* Task input *
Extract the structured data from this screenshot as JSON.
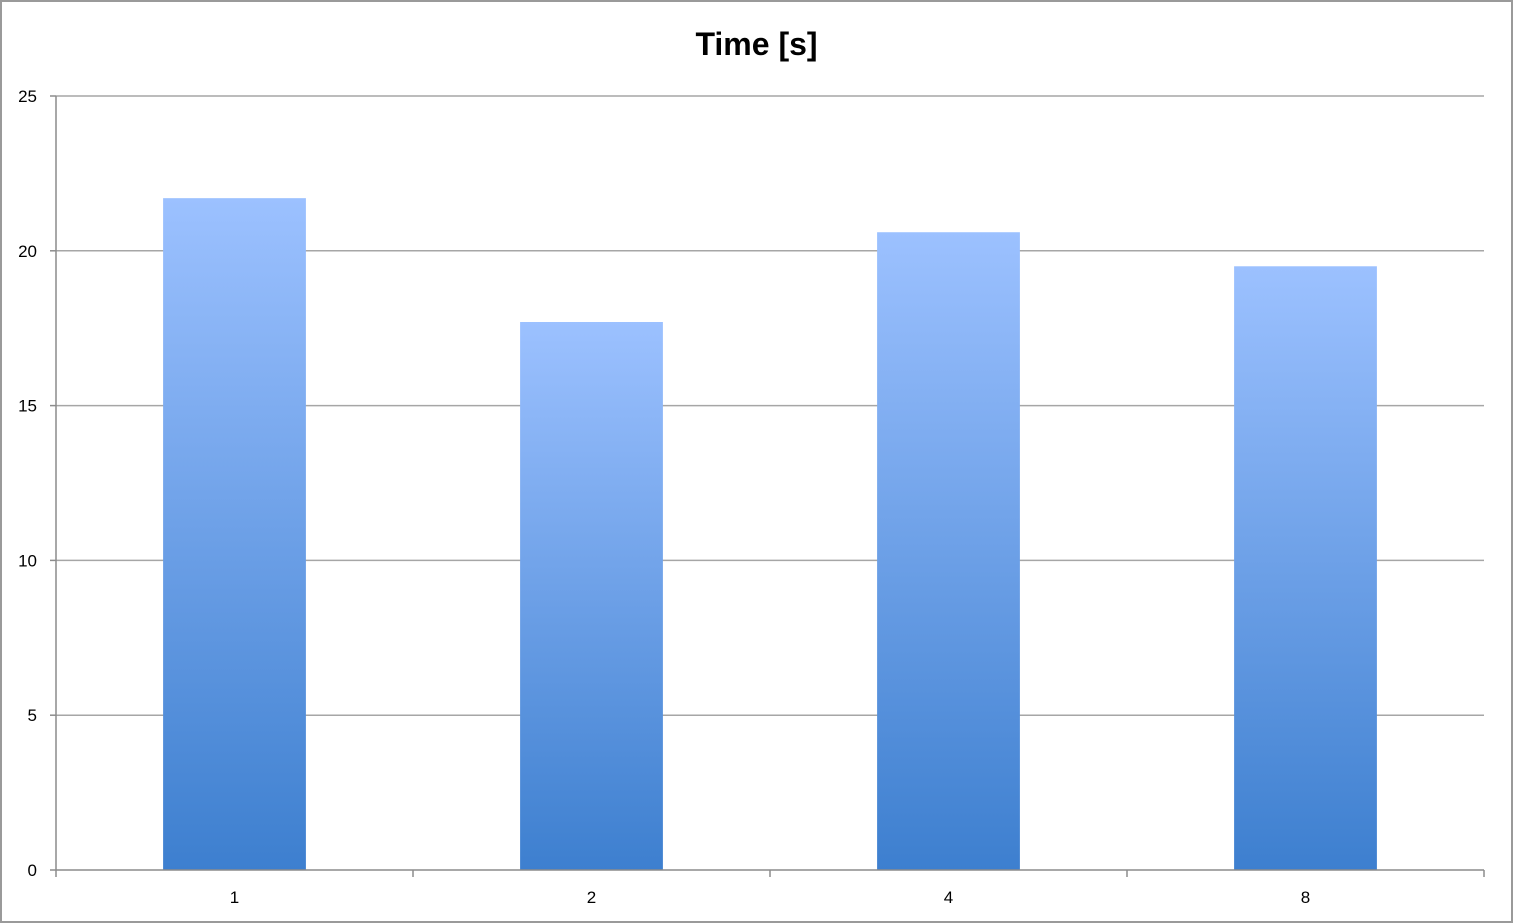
{
  "chart_data": {
    "type": "bar",
    "title": "Time [s]",
    "categories": [
      "1",
      "2",
      "4",
      "8"
    ],
    "values": [
      21.7,
      17.7,
      20.6,
      19.5
    ],
    "xlabel": "",
    "ylabel": "",
    "ylim": [
      0,
      25
    ],
    "yticks": [
      0,
      5,
      10,
      15,
      20,
      25
    ],
    "grid": true,
    "legend": "none",
    "colors": {
      "bar_top": "#9cc1ff",
      "bar_bottom": "#3d7fcf",
      "grid": "#a6a6a6",
      "axis": "#8c8c8c"
    }
  }
}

* Task description *
Reproduce every record above exactly, but leave out the pictures.

* Expected answer *
Extract the structured data from this screenshot as JSON.
{
  "chart_data": {
    "type": "bar",
    "title": "Time [s]",
    "categories": [
      "1",
      "2",
      "4",
      "8"
    ],
    "values": [
      21.7,
      17.7,
      20.6,
      19.5
    ],
    "xlabel": "",
    "ylabel": "",
    "ylim": [
      0,
      25
    ],
    "yticks": [
      0,
      5,
      10,
      15,
      20,
      25
    ],
    "grid": true,
    "legend": "none",
    "colors": {
      "bar_top": "#9cc1ff",
      "bar_bottom": "#3d7fcf",
      "grid": "#a6a6a6",
      "axis": "#8c8c8c"
    }
  }
}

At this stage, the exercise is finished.